- _Short exercise_
Render this sentence from the R package description in Spanish: "They are focused on non-parametric two-sample (or k-sample) distribution comparisons in the univariate or multivariate case."

- _Document section_
Type: Package
Title: Equality of 2 (or k) Continuous Univariate and Multivariate Distributions
Version: 0.9.2
Description: We implement (or re-implements in R) a variety of statistical tools. They are focused on non-parametric two-sample (or k-sample) distribution comparisons in the univariate or multivariate case. See the vignette for more info.
License: MIT + file LICENSE
Imports: caret, dplyr, e1071, kernlab, magrittr, methods, pbapply, spatstat.univar, stats, transport
Suggests: knitr, rmarkdown, testthat
VignetteBuilder: knitr
biocViews: Software, Infrastructure
Encoding: UTF-8
RoxygenNote: 7.3.1
NeedsCompilation: no
Packaged: 2024-05-28 06:12:51 UTC; hector
Author: Hector Roux de Bezieux ORCID iD [aut, cre]
Maintainer: Hector Roux de Bezieux <hector.rouxdebezieux@berkeley.edu>
Repository: CRAN
Date/Publication: 2024-05-28 06:40:02 UTC

Pipe operator

Description

See magrittr::%>% for details.

- _Dataset section_
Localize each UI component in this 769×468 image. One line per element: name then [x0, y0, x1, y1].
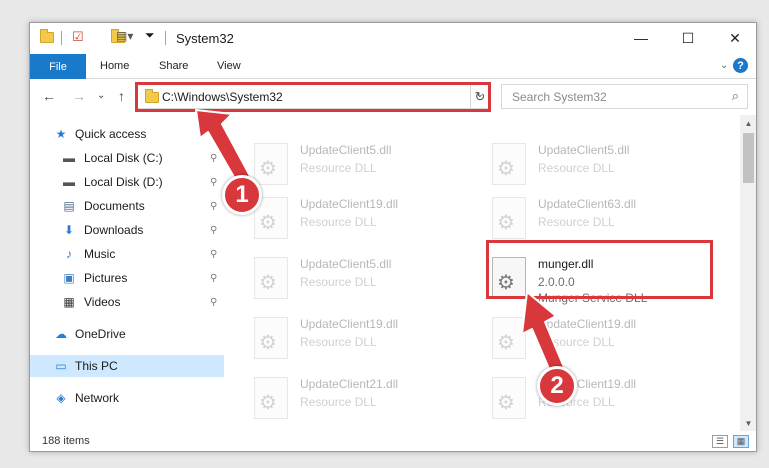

- _Full answer_
Se centran en comparaciones no paramétricas de distribuciones de dos muestras (o de k muestras) en el caso univariado o multivariado.